▶ **What you will do**:
Lines containing the word "deposits" should be extracted in full.

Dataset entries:
==*==

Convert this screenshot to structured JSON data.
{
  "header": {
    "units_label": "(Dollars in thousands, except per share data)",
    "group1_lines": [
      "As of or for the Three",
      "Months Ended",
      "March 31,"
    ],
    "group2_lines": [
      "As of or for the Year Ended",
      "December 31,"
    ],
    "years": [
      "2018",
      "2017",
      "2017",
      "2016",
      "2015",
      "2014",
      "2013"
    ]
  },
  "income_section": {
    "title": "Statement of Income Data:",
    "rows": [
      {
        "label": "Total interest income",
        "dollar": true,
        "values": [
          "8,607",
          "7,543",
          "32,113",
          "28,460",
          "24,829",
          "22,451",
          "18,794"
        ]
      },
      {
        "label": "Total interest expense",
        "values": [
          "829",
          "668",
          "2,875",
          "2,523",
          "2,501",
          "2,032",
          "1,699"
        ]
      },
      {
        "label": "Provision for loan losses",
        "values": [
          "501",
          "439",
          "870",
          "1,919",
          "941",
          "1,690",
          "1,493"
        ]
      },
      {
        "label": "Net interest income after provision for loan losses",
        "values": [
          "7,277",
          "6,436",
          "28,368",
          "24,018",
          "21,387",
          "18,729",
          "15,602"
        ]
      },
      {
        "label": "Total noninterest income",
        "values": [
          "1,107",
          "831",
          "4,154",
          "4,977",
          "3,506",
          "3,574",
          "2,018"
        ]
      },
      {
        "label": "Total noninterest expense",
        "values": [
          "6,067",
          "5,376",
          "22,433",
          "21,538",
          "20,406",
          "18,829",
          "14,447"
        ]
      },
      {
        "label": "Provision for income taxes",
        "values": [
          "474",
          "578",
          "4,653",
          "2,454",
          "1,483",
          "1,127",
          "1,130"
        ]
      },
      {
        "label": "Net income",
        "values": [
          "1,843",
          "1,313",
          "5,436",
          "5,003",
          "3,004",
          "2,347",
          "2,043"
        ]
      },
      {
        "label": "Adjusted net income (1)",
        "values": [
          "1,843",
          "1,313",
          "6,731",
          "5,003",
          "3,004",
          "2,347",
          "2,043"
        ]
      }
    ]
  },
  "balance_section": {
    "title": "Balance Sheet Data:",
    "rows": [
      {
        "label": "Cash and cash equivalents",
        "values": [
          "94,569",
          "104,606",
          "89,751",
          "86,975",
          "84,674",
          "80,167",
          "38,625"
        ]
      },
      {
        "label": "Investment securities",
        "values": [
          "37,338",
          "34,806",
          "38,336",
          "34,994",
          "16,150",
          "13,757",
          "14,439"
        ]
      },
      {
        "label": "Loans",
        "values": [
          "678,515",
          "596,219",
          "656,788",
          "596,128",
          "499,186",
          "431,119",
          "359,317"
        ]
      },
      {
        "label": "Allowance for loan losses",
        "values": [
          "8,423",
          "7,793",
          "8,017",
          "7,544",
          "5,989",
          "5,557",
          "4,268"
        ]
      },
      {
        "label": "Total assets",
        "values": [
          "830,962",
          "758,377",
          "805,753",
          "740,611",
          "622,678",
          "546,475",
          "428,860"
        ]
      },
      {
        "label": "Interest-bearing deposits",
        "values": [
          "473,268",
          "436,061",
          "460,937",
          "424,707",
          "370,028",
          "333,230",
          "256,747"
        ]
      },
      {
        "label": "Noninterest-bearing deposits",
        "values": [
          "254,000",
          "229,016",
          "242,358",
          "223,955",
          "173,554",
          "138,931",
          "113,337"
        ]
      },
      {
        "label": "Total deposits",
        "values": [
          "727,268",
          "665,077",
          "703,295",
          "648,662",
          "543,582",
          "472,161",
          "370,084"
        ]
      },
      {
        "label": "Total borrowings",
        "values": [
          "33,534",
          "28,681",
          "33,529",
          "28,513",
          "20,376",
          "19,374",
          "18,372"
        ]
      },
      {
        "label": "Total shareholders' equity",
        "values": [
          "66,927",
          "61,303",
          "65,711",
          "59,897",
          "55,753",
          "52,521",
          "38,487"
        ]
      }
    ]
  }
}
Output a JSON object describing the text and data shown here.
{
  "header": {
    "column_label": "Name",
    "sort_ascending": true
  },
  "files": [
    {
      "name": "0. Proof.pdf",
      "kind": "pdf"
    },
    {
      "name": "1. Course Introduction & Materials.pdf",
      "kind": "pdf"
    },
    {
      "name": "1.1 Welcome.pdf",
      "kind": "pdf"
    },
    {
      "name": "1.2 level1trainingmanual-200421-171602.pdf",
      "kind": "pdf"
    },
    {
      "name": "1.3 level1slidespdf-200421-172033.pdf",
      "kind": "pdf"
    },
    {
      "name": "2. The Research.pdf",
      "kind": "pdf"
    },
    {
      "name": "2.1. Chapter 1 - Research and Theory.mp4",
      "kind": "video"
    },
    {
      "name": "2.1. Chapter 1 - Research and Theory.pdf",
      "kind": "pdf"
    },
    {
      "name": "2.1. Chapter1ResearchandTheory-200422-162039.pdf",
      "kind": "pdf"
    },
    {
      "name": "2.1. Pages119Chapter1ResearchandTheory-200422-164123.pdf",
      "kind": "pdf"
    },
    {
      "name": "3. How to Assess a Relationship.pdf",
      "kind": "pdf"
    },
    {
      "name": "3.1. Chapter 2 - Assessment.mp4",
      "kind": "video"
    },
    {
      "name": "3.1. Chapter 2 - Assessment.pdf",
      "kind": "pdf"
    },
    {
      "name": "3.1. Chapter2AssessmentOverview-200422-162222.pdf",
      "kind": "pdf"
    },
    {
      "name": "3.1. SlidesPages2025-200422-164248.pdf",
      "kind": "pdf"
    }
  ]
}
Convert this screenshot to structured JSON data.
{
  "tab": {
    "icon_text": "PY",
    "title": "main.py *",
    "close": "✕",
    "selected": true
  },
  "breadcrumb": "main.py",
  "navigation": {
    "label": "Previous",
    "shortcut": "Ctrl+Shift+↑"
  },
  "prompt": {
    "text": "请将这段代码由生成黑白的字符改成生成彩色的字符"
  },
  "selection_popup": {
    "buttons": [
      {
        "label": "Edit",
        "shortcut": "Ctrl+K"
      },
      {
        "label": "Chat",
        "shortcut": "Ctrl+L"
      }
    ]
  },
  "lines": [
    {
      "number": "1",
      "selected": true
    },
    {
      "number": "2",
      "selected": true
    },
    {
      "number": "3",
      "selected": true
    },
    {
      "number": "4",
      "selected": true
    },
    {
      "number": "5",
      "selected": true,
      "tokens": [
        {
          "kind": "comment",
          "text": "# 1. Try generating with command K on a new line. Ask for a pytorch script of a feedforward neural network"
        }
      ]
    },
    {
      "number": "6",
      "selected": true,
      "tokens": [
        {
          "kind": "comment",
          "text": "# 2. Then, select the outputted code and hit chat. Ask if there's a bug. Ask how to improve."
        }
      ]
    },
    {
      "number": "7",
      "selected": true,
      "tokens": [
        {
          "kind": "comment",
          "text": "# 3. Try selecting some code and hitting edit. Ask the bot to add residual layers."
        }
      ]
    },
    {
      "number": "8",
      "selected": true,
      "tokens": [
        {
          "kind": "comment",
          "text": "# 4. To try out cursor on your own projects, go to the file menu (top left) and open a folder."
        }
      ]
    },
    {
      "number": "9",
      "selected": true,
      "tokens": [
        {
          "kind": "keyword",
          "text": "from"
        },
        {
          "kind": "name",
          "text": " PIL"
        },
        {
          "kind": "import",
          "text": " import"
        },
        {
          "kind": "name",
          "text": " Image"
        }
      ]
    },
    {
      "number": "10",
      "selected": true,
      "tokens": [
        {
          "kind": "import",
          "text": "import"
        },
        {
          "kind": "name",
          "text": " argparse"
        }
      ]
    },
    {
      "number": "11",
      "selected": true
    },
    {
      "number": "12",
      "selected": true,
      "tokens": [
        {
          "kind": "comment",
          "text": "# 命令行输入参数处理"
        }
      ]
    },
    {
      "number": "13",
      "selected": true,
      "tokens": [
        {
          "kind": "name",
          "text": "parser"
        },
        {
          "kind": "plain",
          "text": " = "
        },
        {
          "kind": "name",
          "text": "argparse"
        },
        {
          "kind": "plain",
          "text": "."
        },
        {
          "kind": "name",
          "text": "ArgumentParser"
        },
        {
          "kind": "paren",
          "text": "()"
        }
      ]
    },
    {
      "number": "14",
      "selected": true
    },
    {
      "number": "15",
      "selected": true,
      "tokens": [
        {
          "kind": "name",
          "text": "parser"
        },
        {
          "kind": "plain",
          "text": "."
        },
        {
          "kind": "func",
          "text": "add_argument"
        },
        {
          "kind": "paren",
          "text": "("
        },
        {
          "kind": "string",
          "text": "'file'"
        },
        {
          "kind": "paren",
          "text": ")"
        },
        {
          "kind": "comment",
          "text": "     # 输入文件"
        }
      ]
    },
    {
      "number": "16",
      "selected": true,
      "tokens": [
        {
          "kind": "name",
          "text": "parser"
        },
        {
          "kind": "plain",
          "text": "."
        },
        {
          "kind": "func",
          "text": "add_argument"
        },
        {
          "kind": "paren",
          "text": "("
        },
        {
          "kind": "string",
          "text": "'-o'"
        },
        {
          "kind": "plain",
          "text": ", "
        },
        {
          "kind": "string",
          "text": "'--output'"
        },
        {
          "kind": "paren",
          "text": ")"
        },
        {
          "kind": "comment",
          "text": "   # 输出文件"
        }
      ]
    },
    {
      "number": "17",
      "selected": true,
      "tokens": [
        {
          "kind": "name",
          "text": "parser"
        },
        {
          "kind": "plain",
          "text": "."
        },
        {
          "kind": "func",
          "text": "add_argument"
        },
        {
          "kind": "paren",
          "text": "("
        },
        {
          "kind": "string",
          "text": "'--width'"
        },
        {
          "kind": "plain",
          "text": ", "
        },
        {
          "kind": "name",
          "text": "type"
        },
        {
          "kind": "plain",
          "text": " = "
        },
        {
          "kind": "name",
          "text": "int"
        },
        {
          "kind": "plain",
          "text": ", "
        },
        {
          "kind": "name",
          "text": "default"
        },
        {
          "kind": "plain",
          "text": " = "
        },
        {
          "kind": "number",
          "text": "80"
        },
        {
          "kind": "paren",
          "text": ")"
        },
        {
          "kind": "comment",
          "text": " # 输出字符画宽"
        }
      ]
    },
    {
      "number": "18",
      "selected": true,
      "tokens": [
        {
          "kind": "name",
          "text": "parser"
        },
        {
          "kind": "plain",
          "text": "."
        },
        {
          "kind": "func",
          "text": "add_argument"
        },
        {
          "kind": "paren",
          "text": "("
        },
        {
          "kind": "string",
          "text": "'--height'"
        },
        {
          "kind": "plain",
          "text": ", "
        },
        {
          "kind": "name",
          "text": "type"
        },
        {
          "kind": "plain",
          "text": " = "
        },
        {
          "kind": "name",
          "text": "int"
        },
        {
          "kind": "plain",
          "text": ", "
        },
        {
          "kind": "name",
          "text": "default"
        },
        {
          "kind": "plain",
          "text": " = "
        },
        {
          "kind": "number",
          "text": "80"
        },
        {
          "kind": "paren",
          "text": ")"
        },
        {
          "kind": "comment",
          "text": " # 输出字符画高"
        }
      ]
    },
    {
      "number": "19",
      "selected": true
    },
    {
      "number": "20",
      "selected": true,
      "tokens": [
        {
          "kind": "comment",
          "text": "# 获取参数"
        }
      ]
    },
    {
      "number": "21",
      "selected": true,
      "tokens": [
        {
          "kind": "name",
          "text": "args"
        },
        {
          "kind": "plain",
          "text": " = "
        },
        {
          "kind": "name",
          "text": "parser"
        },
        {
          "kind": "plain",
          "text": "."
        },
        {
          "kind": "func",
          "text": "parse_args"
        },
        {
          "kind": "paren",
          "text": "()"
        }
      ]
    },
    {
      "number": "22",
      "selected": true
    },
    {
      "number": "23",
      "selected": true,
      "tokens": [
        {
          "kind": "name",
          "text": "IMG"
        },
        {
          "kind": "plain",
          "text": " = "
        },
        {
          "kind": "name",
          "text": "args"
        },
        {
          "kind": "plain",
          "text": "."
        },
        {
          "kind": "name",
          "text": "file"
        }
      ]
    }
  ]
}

==*==

▶ **Exercise answer**:
        "label": "Interest-bearing deposits",
        "label": "Noninterest-bearing deposits",
        "label": "Total deposits",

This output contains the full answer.